## [Task details]
Determine the number of lines that have the string "watermark" in them, and give only that number.

## [Listed entries]
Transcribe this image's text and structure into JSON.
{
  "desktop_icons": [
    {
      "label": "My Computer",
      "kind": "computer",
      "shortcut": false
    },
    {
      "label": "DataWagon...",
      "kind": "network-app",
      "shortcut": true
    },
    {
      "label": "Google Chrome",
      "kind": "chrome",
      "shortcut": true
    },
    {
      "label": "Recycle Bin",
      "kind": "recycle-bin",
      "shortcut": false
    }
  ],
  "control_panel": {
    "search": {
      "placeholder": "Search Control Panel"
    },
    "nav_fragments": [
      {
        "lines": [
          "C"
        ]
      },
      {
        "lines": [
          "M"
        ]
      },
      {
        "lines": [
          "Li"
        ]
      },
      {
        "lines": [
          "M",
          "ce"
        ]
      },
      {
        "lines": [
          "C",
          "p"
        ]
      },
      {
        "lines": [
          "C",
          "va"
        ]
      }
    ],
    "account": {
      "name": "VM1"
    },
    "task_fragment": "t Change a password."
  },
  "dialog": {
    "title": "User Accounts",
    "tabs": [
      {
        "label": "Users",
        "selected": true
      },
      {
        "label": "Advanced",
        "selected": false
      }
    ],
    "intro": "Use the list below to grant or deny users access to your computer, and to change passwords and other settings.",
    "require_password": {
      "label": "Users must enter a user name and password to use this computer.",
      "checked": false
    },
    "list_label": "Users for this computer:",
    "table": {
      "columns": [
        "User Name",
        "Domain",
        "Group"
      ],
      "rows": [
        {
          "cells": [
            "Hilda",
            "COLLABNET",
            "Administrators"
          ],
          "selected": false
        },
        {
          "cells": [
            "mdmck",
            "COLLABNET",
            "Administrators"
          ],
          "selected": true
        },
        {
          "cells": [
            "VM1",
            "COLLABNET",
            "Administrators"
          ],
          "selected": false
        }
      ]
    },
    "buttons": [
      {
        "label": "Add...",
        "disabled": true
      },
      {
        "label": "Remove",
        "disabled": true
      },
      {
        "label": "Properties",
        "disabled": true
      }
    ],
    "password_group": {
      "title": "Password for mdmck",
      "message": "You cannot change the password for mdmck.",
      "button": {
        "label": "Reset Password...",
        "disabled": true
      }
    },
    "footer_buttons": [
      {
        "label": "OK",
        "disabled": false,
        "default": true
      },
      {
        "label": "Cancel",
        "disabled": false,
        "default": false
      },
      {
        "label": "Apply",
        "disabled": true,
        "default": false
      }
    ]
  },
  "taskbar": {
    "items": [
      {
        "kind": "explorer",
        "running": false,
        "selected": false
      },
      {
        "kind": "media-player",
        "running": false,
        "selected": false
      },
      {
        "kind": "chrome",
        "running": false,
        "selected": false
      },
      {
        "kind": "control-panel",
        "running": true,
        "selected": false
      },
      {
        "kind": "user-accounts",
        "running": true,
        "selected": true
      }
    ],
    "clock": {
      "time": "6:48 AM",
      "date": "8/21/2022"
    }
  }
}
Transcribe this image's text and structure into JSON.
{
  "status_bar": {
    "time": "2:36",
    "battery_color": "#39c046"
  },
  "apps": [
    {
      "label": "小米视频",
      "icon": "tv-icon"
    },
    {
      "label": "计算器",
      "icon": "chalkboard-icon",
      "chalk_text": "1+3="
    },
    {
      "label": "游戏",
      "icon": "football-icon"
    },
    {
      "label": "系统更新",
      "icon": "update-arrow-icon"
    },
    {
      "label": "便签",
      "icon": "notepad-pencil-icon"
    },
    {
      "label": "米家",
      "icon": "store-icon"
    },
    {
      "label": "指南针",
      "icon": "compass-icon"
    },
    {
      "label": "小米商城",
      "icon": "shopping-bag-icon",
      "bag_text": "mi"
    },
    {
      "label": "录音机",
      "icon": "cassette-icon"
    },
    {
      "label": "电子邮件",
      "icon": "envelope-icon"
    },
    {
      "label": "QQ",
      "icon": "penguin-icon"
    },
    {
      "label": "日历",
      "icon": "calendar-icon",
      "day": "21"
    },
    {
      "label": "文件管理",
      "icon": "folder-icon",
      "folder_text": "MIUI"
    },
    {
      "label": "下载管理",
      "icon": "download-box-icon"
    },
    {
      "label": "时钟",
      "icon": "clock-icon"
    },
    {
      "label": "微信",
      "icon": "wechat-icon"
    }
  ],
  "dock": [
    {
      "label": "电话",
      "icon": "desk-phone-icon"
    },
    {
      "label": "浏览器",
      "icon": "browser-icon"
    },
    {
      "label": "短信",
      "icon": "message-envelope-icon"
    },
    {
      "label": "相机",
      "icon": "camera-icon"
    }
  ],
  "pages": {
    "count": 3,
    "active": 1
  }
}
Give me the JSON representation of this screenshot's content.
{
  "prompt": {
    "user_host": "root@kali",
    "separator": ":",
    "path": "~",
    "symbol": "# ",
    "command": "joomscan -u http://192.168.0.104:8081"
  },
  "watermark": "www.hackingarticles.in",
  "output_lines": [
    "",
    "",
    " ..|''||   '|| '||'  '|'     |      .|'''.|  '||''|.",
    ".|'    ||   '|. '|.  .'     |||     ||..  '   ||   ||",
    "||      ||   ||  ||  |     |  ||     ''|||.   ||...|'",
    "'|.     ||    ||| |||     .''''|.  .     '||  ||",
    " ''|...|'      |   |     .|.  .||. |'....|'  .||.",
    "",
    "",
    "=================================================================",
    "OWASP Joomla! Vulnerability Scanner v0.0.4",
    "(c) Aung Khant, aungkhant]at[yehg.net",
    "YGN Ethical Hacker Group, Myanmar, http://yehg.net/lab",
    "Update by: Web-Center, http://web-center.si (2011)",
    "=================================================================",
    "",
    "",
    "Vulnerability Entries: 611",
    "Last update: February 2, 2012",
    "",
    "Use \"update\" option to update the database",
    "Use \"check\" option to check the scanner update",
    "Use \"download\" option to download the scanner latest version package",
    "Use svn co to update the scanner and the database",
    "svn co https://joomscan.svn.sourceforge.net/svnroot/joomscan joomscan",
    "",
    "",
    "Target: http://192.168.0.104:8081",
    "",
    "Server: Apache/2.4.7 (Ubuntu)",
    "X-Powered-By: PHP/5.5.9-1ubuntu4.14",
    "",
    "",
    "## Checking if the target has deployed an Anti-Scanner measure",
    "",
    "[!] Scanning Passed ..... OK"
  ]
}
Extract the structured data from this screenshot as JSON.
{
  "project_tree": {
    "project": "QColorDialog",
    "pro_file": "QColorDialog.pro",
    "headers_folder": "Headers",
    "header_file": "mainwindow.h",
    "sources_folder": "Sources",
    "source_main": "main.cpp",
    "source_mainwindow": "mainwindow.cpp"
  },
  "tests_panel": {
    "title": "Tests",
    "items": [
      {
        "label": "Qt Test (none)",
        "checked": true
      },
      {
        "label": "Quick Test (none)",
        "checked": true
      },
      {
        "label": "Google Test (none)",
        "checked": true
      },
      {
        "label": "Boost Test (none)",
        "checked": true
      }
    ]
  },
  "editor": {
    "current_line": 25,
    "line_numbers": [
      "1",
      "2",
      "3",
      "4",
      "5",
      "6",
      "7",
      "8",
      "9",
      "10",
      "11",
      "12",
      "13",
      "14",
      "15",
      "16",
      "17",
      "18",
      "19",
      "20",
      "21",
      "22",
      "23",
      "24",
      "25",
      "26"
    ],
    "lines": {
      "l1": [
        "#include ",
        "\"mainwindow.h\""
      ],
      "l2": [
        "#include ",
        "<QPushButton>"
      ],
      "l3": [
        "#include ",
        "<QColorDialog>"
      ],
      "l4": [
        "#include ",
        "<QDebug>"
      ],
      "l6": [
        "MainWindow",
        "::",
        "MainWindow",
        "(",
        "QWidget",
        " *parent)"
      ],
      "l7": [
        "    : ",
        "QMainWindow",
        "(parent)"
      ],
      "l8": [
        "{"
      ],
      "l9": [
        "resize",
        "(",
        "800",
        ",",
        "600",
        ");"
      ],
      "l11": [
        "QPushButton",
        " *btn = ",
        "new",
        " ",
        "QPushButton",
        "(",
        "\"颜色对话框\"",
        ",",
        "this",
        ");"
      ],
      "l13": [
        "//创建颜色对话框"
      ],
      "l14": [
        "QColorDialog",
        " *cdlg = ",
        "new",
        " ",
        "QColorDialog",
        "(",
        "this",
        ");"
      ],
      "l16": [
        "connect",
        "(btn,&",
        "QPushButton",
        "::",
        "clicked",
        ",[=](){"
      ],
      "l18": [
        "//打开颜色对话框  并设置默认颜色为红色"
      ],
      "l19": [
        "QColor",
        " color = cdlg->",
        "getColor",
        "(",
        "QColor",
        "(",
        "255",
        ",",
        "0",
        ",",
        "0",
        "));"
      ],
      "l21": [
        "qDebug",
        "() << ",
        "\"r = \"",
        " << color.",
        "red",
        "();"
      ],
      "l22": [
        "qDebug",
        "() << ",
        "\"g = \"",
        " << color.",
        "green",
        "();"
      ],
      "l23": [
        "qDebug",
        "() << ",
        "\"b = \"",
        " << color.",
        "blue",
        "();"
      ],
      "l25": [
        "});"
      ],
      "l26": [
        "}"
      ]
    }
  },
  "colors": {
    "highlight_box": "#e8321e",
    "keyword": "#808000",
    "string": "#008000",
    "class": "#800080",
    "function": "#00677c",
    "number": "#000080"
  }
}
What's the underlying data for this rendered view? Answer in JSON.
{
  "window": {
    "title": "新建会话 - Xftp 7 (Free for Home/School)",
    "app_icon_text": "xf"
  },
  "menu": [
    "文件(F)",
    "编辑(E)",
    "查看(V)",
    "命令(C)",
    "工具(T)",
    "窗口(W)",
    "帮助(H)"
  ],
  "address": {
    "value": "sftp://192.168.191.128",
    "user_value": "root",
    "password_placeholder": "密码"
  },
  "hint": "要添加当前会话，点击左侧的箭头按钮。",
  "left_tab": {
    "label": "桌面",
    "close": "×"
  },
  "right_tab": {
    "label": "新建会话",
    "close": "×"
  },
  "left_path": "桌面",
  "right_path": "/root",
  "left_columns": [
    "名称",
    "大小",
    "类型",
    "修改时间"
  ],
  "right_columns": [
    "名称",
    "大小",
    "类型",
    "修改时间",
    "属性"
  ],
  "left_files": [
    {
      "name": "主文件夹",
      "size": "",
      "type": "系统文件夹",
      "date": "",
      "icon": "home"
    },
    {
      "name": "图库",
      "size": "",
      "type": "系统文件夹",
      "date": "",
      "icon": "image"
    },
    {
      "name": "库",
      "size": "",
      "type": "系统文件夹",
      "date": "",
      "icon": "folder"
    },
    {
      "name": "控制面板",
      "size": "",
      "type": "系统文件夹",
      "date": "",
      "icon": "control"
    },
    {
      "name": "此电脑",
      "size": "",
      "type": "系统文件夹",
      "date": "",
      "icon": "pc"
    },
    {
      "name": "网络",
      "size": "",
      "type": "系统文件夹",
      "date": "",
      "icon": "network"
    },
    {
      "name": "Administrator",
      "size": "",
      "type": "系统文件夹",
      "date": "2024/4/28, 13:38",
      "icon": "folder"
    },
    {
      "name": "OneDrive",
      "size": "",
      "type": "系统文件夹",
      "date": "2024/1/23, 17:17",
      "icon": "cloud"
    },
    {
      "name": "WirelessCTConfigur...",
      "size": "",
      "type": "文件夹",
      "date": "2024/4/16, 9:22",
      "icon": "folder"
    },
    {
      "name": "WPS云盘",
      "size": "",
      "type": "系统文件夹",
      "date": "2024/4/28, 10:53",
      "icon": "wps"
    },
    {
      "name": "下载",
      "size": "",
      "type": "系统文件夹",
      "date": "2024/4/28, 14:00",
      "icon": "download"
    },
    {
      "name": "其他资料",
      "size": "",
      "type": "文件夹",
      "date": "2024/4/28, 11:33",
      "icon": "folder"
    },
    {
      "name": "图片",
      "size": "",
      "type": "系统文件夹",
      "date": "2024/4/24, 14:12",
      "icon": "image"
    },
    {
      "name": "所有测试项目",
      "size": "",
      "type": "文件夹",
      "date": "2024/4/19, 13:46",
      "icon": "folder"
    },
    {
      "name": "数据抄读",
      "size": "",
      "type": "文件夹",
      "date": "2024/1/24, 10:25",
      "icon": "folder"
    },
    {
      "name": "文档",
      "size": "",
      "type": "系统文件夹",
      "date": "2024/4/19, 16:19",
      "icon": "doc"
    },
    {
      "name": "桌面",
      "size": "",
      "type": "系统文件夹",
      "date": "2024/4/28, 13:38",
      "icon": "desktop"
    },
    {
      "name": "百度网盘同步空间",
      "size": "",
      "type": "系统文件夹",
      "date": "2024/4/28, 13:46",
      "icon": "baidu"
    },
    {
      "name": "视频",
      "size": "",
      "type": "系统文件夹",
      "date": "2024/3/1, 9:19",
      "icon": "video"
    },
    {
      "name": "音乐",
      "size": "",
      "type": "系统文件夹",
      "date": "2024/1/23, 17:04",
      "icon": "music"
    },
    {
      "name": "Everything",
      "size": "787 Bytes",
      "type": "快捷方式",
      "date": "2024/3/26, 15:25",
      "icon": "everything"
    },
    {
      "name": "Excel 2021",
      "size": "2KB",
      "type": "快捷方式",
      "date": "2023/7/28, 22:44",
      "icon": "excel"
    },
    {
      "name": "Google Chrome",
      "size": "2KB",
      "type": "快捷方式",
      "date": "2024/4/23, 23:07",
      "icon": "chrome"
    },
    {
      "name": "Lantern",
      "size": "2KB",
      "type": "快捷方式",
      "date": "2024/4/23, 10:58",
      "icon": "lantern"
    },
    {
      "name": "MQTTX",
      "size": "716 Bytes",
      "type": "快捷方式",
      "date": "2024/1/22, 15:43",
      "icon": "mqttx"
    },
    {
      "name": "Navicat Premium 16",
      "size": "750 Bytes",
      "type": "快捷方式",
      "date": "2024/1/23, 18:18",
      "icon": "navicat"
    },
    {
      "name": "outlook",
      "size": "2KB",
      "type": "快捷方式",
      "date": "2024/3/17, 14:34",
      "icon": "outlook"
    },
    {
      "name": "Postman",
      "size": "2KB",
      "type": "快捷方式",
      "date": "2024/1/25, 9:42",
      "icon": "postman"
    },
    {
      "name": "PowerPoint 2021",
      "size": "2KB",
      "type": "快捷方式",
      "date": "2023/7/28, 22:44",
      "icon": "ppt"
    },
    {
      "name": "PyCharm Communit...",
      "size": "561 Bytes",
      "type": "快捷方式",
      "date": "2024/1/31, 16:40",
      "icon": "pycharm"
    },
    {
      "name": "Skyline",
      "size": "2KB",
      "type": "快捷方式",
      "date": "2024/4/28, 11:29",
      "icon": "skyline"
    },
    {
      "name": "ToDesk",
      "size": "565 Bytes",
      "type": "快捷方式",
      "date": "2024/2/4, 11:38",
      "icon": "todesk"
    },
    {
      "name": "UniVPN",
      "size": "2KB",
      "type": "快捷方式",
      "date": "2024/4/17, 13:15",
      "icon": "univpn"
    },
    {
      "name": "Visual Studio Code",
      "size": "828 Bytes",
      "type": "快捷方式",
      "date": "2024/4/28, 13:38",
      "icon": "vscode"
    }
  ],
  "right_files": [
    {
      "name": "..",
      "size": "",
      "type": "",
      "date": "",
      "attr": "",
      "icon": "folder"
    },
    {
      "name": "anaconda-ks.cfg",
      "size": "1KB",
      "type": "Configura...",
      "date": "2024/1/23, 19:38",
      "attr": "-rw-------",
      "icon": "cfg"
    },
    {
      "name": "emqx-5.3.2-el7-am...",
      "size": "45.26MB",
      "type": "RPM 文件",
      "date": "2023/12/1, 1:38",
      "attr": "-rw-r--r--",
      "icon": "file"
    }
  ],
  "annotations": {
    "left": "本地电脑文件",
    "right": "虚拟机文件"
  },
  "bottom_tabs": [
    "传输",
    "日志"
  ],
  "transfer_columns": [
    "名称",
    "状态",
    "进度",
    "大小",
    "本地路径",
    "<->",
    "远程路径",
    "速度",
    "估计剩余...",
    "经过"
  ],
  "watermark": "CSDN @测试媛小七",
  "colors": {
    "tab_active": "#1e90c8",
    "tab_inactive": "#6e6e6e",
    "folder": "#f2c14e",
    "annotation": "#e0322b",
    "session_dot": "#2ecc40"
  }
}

## [Exercise answer]
2